*WHAT THE TASK REQUIRES*
Reproduce the listing below verbatim, starting at its first line and ending with the line that contains "panel-a-cell [416,252,425,257]", both included.

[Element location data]
---------------
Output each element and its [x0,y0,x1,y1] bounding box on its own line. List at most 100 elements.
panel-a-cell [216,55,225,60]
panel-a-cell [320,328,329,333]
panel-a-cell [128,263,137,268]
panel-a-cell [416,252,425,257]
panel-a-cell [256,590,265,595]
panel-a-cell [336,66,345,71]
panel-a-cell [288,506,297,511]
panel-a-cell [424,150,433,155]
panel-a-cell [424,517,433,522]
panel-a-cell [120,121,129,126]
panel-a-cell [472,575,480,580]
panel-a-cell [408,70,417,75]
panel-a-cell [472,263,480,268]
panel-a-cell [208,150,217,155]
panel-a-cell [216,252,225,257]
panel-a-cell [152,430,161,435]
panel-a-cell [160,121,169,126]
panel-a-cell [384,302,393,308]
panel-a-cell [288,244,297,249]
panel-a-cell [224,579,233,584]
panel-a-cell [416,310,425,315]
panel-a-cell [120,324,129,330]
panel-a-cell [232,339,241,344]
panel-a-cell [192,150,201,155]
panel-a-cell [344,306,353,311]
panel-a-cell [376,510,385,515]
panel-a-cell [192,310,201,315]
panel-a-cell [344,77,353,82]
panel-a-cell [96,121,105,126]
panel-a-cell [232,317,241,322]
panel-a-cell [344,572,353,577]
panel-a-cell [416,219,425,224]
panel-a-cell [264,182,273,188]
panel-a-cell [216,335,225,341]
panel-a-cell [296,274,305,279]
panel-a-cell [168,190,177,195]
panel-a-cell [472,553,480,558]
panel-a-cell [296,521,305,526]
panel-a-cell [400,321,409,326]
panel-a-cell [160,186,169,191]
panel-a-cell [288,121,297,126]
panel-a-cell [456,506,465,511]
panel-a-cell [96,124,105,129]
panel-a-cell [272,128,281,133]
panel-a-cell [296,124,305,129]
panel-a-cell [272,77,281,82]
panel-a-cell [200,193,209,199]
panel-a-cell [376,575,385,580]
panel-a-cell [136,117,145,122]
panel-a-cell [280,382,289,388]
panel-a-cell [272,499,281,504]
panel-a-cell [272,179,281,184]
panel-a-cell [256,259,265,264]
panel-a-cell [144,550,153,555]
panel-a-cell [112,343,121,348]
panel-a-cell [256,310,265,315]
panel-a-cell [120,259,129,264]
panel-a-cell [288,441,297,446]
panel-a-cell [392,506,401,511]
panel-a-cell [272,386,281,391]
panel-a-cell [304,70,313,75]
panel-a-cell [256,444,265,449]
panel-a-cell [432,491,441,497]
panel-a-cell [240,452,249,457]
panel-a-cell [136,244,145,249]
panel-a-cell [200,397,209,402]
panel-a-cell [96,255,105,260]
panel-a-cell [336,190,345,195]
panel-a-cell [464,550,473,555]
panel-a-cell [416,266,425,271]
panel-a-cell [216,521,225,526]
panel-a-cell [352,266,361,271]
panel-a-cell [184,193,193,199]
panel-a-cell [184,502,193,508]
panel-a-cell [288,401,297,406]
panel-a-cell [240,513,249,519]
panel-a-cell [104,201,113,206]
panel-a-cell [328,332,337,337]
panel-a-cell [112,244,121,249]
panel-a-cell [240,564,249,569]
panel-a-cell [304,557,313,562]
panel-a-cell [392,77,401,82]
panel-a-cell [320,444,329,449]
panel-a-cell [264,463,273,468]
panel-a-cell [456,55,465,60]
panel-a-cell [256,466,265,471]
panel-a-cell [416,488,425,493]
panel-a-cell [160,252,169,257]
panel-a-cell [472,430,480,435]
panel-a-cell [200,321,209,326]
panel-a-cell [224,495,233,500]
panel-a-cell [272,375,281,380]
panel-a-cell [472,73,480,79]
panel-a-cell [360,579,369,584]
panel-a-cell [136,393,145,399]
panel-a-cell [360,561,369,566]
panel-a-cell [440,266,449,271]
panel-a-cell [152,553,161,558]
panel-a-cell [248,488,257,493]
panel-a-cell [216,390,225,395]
---------------
*SOLUTION TO THE EXERCISE*
Output each element and its [x0,y0,x1,y1] bounding box on its own line. List at most 100 elements.
panel-a-cell [216,55,225,60]
panel-a-cell [320,328,329,333]
panel-a-cell [128,263,137,268]
panel-a-cell [416,252,425,257]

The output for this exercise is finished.